Exercise directions:
Please give the count of lines holding the string "migrations" and nothing besides.

─── Dataset excerpts ───

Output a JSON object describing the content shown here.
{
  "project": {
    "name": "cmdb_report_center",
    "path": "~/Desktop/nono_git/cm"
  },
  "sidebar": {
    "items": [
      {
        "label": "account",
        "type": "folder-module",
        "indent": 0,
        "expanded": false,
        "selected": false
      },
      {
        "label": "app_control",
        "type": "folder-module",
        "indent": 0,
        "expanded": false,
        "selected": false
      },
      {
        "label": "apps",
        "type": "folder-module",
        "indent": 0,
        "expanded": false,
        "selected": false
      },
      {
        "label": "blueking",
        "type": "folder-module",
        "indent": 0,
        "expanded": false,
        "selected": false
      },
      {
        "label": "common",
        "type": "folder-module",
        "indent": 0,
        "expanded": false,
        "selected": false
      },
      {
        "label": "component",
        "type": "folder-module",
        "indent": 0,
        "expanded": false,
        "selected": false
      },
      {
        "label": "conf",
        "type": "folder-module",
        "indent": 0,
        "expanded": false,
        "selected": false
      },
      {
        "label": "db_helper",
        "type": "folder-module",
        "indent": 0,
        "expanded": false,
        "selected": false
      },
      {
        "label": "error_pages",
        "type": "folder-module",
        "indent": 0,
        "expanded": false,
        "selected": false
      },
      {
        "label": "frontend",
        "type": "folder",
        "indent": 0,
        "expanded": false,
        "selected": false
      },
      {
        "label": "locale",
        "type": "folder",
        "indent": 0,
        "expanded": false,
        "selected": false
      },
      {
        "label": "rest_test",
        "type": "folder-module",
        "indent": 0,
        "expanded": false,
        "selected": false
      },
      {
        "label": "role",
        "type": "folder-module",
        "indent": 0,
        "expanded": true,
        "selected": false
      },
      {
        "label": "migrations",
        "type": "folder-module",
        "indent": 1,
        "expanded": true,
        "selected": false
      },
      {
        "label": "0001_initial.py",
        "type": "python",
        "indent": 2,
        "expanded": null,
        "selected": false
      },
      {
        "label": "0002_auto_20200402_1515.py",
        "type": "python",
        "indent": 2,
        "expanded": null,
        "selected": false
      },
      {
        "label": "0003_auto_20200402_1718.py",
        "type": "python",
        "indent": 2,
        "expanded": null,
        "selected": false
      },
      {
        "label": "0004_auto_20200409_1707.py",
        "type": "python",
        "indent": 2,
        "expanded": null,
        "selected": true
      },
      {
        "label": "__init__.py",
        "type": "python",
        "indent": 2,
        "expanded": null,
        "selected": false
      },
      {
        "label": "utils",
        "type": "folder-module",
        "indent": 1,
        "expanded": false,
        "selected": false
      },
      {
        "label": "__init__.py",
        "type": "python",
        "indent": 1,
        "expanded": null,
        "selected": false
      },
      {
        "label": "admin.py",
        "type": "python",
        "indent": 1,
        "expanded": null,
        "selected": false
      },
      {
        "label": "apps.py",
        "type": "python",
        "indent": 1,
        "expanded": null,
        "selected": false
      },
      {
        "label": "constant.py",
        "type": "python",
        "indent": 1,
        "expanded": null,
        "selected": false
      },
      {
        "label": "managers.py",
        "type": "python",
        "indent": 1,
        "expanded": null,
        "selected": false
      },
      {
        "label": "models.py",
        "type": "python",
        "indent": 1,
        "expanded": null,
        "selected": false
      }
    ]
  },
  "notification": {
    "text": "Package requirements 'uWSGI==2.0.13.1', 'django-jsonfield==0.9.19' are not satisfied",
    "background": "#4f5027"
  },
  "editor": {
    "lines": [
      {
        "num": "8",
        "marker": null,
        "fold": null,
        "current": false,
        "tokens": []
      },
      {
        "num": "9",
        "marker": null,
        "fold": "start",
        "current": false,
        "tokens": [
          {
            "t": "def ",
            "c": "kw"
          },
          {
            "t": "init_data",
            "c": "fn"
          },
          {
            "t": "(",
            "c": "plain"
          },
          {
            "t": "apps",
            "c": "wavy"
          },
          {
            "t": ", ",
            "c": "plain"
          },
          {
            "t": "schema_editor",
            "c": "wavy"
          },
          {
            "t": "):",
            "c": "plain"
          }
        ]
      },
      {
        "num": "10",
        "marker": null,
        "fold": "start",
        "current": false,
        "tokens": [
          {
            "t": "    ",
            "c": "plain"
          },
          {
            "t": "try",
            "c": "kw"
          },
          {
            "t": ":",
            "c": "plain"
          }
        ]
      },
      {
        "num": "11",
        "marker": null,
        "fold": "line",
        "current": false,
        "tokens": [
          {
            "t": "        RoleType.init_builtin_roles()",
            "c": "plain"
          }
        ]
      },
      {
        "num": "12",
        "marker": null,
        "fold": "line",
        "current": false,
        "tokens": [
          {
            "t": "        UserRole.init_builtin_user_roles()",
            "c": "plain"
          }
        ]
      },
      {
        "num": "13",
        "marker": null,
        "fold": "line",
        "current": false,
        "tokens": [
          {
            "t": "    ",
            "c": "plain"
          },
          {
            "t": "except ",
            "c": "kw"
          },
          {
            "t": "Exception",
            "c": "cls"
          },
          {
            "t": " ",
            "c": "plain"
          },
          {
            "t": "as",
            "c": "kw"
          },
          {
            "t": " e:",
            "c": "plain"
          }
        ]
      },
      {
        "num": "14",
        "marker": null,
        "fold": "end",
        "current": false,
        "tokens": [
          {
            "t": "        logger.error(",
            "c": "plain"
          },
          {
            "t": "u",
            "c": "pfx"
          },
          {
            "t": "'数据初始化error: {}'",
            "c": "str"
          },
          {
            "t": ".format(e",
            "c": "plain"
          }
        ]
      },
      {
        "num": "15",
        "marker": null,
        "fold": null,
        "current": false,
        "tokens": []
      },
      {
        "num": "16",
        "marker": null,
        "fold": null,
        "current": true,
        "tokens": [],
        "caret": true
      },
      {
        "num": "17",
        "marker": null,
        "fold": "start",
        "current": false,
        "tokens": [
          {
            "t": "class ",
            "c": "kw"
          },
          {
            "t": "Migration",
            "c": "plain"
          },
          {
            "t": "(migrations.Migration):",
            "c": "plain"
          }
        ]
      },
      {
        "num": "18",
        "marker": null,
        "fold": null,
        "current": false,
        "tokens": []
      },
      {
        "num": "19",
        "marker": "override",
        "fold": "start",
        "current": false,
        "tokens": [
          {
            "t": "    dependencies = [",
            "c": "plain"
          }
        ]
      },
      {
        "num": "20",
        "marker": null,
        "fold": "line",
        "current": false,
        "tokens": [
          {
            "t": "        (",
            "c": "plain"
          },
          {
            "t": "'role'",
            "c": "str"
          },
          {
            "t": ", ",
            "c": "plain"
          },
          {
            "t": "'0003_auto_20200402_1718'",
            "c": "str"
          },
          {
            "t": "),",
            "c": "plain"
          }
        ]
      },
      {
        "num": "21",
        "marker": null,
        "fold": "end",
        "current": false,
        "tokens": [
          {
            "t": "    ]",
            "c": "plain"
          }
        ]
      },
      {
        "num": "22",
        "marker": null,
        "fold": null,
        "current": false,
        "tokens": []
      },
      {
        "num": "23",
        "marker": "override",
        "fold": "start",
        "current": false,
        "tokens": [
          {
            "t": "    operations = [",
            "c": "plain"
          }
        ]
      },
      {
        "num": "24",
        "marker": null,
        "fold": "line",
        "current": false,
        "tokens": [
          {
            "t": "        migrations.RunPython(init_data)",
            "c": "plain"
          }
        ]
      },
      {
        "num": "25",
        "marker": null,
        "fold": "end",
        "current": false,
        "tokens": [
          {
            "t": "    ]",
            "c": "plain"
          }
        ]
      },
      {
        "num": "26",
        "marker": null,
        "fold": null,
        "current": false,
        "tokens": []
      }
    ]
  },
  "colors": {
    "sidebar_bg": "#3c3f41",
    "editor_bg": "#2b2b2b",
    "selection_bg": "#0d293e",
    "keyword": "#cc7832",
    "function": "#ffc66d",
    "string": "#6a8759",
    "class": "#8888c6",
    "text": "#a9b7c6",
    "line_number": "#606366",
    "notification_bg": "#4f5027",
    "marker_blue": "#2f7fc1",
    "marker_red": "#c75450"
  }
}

───
─── Dataset excerpts ───

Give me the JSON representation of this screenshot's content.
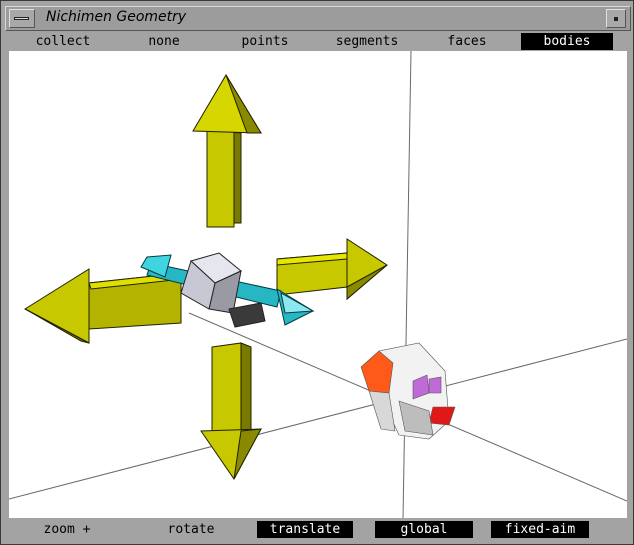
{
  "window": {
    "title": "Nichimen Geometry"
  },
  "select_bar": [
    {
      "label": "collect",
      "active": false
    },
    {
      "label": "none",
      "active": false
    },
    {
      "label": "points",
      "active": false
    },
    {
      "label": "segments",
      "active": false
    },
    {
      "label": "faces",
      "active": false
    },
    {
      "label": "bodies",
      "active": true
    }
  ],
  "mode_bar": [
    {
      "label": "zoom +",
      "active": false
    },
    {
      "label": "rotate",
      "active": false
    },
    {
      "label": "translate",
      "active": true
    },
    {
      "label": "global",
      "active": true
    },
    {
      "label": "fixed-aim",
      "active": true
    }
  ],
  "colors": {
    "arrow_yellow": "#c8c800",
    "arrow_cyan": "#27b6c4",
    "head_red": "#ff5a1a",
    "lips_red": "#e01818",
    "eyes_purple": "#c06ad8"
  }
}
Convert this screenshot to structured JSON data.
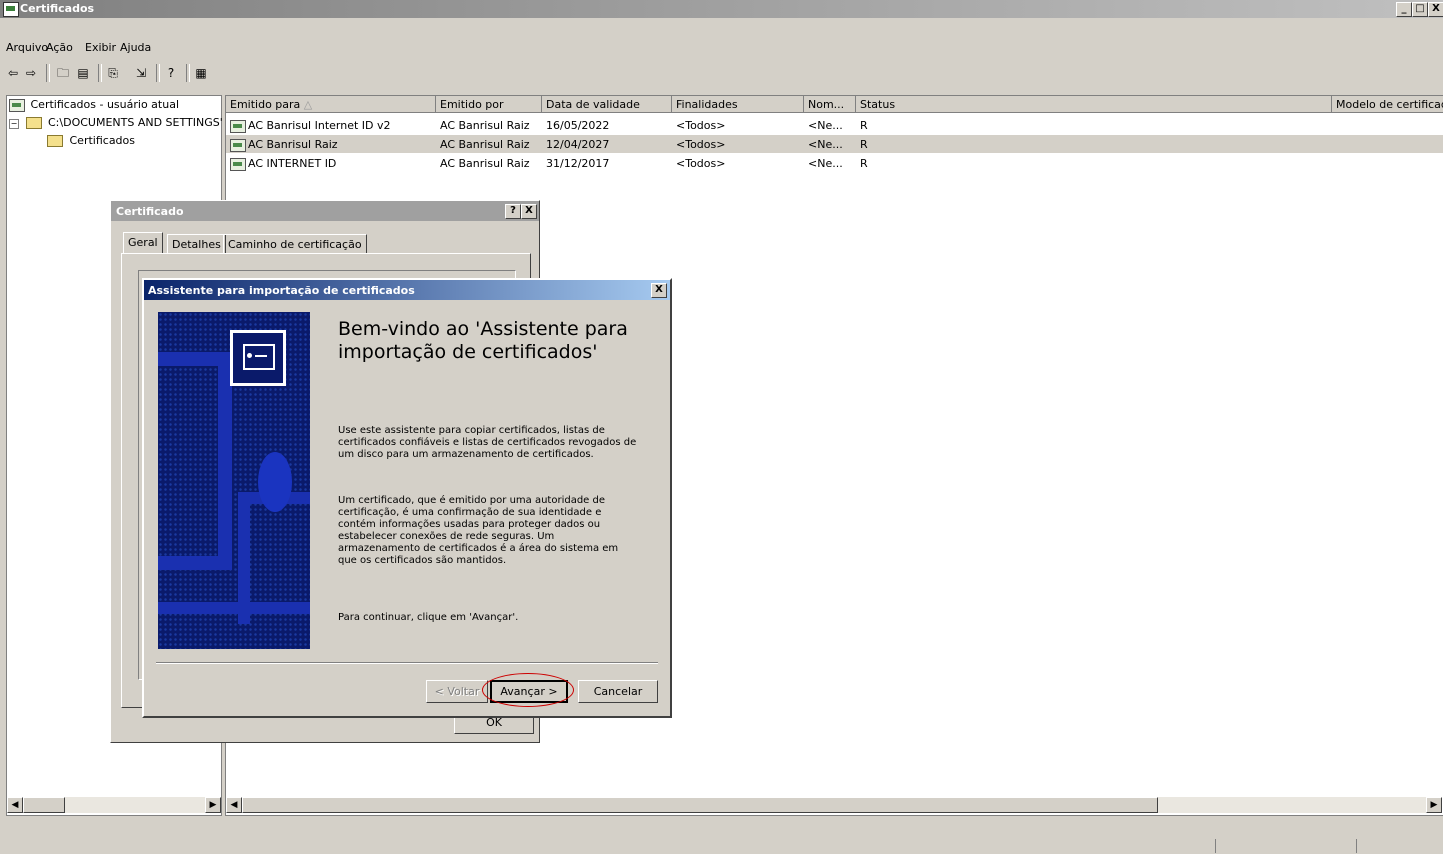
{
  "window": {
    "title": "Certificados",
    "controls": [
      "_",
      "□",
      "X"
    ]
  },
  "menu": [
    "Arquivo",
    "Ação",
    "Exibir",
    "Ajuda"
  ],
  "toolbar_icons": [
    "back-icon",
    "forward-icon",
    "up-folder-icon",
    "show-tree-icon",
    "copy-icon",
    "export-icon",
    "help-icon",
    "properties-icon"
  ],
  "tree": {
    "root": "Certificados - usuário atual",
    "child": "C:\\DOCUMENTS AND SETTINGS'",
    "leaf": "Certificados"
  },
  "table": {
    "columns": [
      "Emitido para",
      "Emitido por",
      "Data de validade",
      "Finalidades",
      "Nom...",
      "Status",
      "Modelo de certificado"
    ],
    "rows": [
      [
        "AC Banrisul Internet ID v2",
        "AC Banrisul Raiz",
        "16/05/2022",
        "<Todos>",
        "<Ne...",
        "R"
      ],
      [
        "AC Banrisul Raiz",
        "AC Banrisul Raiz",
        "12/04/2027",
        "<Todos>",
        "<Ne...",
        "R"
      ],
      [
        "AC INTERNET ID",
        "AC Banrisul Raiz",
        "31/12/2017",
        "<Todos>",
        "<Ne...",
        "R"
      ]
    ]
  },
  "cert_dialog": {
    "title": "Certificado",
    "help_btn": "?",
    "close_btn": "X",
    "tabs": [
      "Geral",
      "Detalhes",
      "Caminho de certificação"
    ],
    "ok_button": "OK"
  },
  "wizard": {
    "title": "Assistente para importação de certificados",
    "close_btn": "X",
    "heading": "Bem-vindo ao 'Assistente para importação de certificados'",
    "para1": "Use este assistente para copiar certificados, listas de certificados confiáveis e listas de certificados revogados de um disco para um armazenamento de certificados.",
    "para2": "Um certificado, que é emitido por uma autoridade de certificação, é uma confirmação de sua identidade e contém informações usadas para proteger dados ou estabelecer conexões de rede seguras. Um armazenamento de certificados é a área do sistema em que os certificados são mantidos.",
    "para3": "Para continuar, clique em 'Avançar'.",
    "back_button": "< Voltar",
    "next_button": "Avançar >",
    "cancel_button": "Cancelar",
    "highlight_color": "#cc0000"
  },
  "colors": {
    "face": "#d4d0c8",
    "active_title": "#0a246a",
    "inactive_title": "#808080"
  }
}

───

Exercise output:
3